## Working data

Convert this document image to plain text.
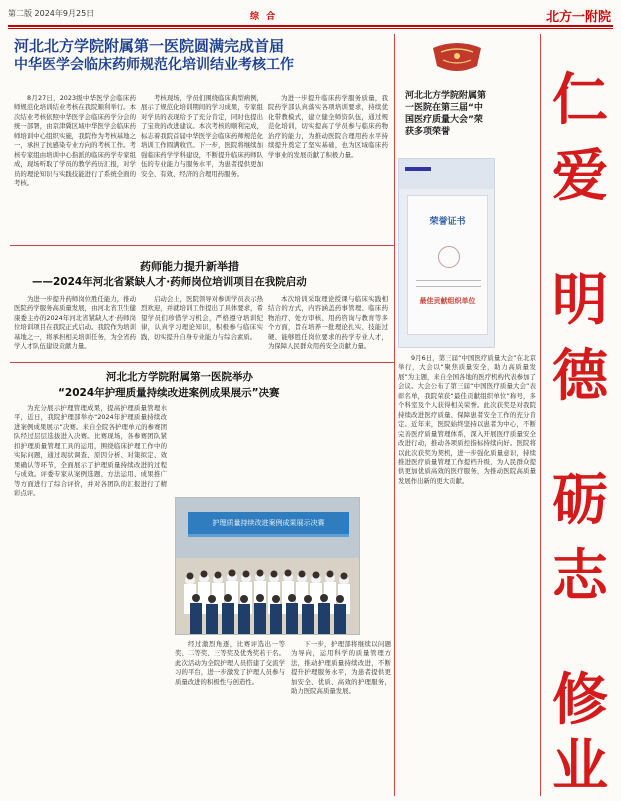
第二版 2024年9月25日	综 合	北方一附院
河北北方学院附属第一医院圆满完成首届
中华医学会临床药师规范化培训结业考核工作

8月27日，2023级中华医学会临床药师规范化培训结业考核在我院顺利举行。本次结业考核依照中华医学会临床药学分会的统一部署，由京津冀区域中华医学会临床药师培训中心组织实施，我院作为考核基地之一，承担了抗感染专业方向的考核工作。考核专家组由培训中心指派的临床药学专家组成，现场听取了学员的教学药历汇报，对学员的理论知识与实践技能进行了系统全面的考核。

考核现场，学员们围绕临床典型病例，展示了规范化培训期间的学习成果，专家组对学员的表现给予了充分肯定，同时也提出了宝贵的改进建议。本次考核的顺利完成，标志着我院首届中华医学会临床药师规范化培训工作圆满收官。下一步，医院将继续加强临床药学学科建设，不断提升临床药师队伍的专业能力与服务水平，为患者提供更加安全、有效、经济的合理用药服务。

为进一步提升临床药学服务质量，我院药学部认真落实各项培训要求，持续优化带教模式，建立健全师资队伍，通过规范化培训，切实提高了学员参与临床药物治疗的能力，为推动医院合理用药水平持续提升奠定了坚实基础，也为区域临床药学事业的发展贡献了积极力量。

药师能力提升新举措
——2024年河北省紧缺人才·药师岗位培训项目在我院启动

为进一步提升药师岗位胜任能力，推动医院药学服务高质量发展，由河北省卫生健康委主办的2024年河北省紧缺人才·药师岗位培训项目在我院正式启动。我院作为培训基地之一，将承担相关培训任务，为全省药学人才队伍建设贡献力量。

启动会上，医院领导对参训学员表示热烈欢迎，并就培训工作提出了具体要求，希望学员们珍惜学习机会，严格遵守培训纪律，认真学习理论知识，积极参与临床实践，切实提升自身专业能力与综合素质。

本次培训采取理论授课与临床实践相结合的方式，内容涵盖药事管理、临床药物治疗、处方审核、用药咨询与教育等多个方面，旨在培养一批理论扎实、技能过硬、能够胜任岗位要求的药学专业人才，为保障人民群众用药安全贡献力量。

河北北方学院附属第一医院举办
“2024年护理质量持续改进案例成果展示”决赛

为充分展示护理管理成果，提高护理质量管理水平，近日，我院护理部举办“2024年护理质量持续改进案例成果展示”决赛。来自全院各护理单元的参赛团队经过层层选拔进入决赛。比赛现场，各参赛团队紧扣护理质量管理工具的运用，围绕临床护理工作中的实际问题，通过现状调查、原因分析、对策拟定、效果确认等环节，全面展示了护理质量持续改进的过程与成效。评委专家从案例选题、方法运用、成果推广等方面进行了综合评价，并对各团队的汇报进行了精彩点评。

护理质量持续改进案例成果展示决赛

经过激烈角逐，比赛评选出一等奖、二等奖、三等奖及优秀奖若干名。此次活动为全院护理人员搭建了交流学习的平台，进一步激发了护理人员参与质量改进的积极性与创造性。

下一步，护理部将继续以问题为导向，运用科学的质量管理方法，推动护理质量持续改进，不断提升护理服务水平，为患者提供更加安全、优质、高效的护理服务，助力医院高质量发展。

河北北方学院附属第一医院在第三届“中国医疗质量大会”荣获多项荣誉
荣誉证书
最佳贡献组织单位

9月6日，第三届“中国医疗质量大会”在北京举行，大会以“聚焦质量安全，助力高质量发展”为主题，来自全国各地的医疗机构代表参加了会议。大会公布了第三届“中国医疗质量大会”表彰名单，我院荣获“最佳贡献组织单位”称号，多个科室及个人获得相关荣誉。此次获奖是对我院持续改进医疗质量、保障患者安全工作的充分肯定。近年来，医院始终坚持以患者为中心，不断完善医疗质量管理体系，深入开展医疗质量安全改进行动，推动各项质控指标持续向好。医院将以此次获奖为契机，进一步强化质量意识，持续推进医疗质量管理工作提档升级，为人民群众提供更加优质高效的医疗服务，为推动医院高质量发展作出新的更大贡献。

仁
爱
明
德
砺
志
修
业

## Task directions
Using the listing above, pick out each line that contains the word "为患者提供更加安全", then copy it.

## Completed task
考核现场，学员们围绕临床典型病例，展示了规范化培训期间的学习成果，专家组对学员的表现给予了充分肯定，同时也提出了宝贵的改进建议。本次考核的顺利完成，标志着我院首届中华医学会临床药师规范化培训工作圆满收官。下一步，医院将继续加强临床药学学科建设，不断提升临床药师队伍的专业能力与服务水平，为患者提供更加安全、有效、经济的合理用药服务。
下一步，护理部将继续以问题为导向，运用科学的质量管理方法，推动护理质量持续改进，不断提升护理服务水平，为患者提供更加安全、优质、高效的护理服务，助力医院高质量发展。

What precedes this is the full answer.